Exercise aim => Take from the listing each line that has the string "name".

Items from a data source
━━━━━━
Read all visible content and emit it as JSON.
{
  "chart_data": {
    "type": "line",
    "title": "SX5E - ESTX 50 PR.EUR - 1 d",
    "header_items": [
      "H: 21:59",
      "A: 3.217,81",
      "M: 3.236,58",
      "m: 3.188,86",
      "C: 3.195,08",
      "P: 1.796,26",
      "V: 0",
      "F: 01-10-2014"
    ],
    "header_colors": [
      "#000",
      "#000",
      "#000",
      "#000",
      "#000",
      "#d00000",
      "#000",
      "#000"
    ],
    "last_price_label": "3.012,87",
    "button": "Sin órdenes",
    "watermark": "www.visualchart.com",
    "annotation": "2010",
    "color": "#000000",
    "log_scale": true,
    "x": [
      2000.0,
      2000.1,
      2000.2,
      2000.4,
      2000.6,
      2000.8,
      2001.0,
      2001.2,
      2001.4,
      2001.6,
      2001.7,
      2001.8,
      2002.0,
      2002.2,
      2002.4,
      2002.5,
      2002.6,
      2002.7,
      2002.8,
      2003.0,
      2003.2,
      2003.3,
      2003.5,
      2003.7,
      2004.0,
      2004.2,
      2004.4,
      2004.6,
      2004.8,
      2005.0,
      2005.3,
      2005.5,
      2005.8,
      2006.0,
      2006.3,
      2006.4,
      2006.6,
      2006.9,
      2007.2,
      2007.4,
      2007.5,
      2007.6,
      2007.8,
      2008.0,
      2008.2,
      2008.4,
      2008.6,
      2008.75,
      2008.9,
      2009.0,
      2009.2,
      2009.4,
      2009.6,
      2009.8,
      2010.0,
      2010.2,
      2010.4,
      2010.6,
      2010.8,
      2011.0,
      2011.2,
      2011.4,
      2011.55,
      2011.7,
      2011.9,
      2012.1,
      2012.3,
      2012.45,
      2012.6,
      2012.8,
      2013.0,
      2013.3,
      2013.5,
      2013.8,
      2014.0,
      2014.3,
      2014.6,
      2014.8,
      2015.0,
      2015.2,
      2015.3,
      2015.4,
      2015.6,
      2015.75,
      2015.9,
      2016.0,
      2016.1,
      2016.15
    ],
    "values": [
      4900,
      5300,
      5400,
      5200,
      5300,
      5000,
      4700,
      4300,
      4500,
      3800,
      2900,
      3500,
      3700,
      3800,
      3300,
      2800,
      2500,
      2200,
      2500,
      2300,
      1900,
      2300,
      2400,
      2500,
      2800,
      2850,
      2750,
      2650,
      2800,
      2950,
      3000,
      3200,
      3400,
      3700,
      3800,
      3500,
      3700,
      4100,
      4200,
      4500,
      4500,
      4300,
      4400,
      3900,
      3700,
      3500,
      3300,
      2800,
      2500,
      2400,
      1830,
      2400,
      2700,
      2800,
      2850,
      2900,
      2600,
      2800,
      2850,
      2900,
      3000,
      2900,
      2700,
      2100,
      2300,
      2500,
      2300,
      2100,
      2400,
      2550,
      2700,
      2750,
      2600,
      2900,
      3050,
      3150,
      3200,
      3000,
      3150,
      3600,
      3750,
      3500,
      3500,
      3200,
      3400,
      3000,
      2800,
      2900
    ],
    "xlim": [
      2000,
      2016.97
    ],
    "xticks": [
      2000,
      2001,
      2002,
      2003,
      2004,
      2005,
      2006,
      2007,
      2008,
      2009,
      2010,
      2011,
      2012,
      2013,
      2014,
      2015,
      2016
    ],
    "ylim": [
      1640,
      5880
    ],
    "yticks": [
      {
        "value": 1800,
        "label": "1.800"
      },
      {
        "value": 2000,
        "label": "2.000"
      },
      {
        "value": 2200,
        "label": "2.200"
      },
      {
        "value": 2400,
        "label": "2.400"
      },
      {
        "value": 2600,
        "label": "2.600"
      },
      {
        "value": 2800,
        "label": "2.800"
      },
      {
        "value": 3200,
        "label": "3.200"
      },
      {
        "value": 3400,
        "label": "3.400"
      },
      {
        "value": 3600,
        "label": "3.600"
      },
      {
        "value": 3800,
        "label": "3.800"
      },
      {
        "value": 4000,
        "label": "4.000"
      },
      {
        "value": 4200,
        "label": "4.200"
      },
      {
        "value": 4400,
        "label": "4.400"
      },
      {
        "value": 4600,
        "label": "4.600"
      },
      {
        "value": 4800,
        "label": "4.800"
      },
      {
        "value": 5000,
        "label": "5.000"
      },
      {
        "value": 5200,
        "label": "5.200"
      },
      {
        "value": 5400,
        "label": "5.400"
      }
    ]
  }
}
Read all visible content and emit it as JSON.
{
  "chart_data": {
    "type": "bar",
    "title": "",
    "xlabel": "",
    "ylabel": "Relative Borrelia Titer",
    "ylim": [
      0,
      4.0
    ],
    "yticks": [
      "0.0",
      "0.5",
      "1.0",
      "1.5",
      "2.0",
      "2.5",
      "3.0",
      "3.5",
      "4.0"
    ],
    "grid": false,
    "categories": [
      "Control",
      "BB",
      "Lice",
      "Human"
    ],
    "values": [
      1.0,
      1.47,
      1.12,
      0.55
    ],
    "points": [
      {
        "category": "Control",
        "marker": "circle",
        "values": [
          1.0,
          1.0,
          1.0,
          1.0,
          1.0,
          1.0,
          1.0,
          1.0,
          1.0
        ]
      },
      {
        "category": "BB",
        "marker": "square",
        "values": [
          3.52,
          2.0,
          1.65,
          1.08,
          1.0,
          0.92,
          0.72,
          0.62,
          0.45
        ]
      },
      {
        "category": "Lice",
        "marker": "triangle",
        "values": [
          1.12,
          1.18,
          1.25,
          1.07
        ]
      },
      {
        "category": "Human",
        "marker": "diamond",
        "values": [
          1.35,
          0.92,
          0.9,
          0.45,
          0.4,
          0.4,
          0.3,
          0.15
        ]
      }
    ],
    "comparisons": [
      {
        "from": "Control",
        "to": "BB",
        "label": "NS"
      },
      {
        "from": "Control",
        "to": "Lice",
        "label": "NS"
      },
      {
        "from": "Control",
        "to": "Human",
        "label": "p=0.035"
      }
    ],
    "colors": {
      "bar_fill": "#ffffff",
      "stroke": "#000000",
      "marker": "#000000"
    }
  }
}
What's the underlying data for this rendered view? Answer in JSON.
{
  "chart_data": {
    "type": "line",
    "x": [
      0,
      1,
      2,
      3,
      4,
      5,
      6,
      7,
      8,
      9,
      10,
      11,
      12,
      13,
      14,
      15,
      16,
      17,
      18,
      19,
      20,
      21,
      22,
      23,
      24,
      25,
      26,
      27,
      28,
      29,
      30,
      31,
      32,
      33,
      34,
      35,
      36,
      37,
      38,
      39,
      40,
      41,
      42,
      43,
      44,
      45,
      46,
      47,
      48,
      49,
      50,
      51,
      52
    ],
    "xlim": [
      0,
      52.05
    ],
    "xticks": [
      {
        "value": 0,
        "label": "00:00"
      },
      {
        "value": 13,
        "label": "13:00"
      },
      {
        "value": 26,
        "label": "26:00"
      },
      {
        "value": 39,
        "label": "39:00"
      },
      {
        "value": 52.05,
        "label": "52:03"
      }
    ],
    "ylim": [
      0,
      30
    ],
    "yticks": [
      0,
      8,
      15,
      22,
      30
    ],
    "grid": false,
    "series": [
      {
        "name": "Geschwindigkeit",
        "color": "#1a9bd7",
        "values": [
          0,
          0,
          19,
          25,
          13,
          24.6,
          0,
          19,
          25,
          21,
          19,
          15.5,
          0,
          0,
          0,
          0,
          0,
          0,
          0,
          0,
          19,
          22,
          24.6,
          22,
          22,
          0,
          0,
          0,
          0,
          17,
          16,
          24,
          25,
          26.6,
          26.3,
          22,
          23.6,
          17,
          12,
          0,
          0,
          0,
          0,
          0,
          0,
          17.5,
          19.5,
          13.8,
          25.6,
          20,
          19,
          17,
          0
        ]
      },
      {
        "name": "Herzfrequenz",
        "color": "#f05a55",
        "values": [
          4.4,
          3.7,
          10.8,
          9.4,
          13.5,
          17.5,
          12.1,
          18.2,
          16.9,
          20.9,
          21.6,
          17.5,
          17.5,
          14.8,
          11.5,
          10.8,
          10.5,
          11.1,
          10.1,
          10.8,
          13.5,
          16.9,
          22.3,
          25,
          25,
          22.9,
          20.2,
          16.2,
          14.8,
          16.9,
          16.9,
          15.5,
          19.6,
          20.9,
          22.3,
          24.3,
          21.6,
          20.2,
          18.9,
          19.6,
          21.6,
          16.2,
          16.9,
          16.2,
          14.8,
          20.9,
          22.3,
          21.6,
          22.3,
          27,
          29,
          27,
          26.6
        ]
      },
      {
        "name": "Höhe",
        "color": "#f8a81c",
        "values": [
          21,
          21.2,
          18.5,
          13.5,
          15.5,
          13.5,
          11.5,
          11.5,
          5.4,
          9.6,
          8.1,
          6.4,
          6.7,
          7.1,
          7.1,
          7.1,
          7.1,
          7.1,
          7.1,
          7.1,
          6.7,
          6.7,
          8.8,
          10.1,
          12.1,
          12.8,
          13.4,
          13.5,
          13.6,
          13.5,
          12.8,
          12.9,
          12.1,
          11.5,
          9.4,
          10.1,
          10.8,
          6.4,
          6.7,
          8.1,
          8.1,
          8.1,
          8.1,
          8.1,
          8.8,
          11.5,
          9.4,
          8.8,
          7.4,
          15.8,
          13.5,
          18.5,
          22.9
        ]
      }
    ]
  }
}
━━━━━━
Result =>
        "name": "Geschwindigkeit",
        "name": "Herzfrequenz",
        "name": "Höhe",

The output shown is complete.